- **Problem statement**
Reproduce the listing below verbatim.

※

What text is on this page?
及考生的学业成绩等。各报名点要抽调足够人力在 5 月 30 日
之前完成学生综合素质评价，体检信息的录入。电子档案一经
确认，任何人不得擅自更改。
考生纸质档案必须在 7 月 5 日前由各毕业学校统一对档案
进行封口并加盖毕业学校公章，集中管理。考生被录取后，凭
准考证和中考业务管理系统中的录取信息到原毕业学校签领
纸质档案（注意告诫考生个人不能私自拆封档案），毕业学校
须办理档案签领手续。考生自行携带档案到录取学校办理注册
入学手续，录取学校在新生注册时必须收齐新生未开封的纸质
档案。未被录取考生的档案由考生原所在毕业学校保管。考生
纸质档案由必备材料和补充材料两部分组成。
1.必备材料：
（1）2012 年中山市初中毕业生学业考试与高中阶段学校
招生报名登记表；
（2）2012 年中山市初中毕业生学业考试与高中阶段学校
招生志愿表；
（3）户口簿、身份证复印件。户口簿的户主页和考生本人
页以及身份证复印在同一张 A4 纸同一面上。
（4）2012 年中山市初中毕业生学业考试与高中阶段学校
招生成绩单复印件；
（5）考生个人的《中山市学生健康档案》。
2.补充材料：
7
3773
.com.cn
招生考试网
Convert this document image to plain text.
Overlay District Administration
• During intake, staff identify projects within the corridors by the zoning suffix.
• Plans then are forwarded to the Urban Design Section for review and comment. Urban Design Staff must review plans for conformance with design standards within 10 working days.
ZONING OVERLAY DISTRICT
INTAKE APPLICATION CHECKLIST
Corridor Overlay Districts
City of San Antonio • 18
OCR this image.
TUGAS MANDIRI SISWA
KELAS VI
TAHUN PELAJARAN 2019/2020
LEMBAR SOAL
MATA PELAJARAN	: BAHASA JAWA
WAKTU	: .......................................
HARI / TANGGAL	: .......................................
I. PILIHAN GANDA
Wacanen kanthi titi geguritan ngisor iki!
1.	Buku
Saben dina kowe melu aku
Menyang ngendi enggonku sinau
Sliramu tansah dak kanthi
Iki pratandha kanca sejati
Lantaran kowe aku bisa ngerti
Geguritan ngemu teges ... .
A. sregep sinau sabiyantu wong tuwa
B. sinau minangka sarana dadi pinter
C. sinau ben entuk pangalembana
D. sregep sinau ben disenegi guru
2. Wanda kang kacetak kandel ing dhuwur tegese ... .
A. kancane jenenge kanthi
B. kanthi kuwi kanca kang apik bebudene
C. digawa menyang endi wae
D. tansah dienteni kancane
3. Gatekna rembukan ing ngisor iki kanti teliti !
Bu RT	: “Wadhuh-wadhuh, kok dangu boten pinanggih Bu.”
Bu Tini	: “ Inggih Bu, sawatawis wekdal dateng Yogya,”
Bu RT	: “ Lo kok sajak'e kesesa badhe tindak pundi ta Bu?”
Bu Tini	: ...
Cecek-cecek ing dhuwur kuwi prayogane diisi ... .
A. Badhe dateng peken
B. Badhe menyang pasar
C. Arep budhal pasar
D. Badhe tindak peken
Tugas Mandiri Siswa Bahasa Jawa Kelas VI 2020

※

- **Task output**
What text is on this page?
及考生的学业成绩等。各报名点要抽调足够人力在 5 月 30 日
之前完成学生综合素质评价，体检信息的录入。电子档案一经
确认，任何人不得擅自更改。
考生纸质档案必须在 7 月 5 日前由各毕业学校统一对档案
进行封口并加盖毕业学校公章，集中管理。考生被录取后，凭
准考证和中考业务管理系统中的录取信息到原毕业学校签领
纸质档案（注意告诫考生个人不能私自拆封档案），毕业学校
须办理档案签领手续。考生自行携带档案到录取学校办理注册
入学手续，录取学校在新生注册时必须收齐新生未开封的纸质
档案。未被录取考生的档案由考生原所在毕业学校保管。考生
纸质档案由必备材料和补充材料两部分组成。
1.必备材料：
（1）2012 年中山市初中毕业生学业考试与高中阶段学校
招生报名登记表；
（2）2012 年中山市初中毕业生学业考试与高中阶段学校
招生志愿表；
（3）户口簿、身份证复印件。户口簿的户主页和考生本人
页以及身份证复印在同一张 A4 纸同一面上。
（4）2012 年中山市初中毕业生学业考试与高中阶段学校
招生成绩单复印件；
（5）考生个人的《中山市学生健康档案》。
2.补充材料：
7
3773
.com.cn
招生考试网
Convert this document image to plain text.
Overlay District Administration
• During intake, staff identify projects within the corridors by the zoning suffix.
• Plans then are forwarded to the Urban Design Section for review and comment. Urban Design Staff must review plans for conformance with design standards within 10 working days.
ZONING OVERLAY DISTRICT
INTAKE APPLICATION CHECKLIST
Corridor Overlay Districts
City of San Antonio • 18
OCR this image.
TUGAS MANDIRI SISWA
KELAS VI
TAHUN PELAJARAN 2019/2020
LEMBAR SOAL
MATA PELAJARAN	: BAHASA JAWA
WAKTU	: .......................................
HARI / TANGGAL	: .......................................
I. PILIHAN GANDA
Wacanen kanthi titi geguritan ngisor iki!
1.	Buku
Saben dina kowe melu aku
Menyang ngendi enggonku sinau
Sliramu tansah dak kanthi
Iki pratandha kanca sejati
Lantaran kowe aku bisa ngerti
Geguritan ngemu teges ... .
A. sregep sinau sabiyantu wong tuwa
B. sinau minangka sarana dadi pinter
C. sinau ben entuk pangalembana
D. sregep sinau ben disenegi guru
2. Wanda kang kacetak kandel ing dhuwur tegese ... .
A. kancane jenenge kanthi
B. kanthi kuwi kanca kang apik bebudene
C. digawa menyang endi wae
D. tansah dienteni kancane
3. Gatekna rembukan ing ngisor iki kanti teliti !
Bu RT	: “Wadhuh-wadhuh, kok dangu boten pinanggih Bu.”
Bu Tini	: “ Inggih Bu, sawatawis wekdal dateng Yogya,”
Bu RT	: “ Lo kok sajak'e kesesa badhe tindak pundi ta Bu?”
Bu Tini	: ...
Cecek-cecek ing dhuwur kuwi prayogane diisi ... .
A. Badhe dateng peken
B. Badhe menyang pasar
C. Arep budhal pasar
D. Badhe tindak peken
Tugas Mandiri Siswa Bahasa Jawa Kelas VI 2020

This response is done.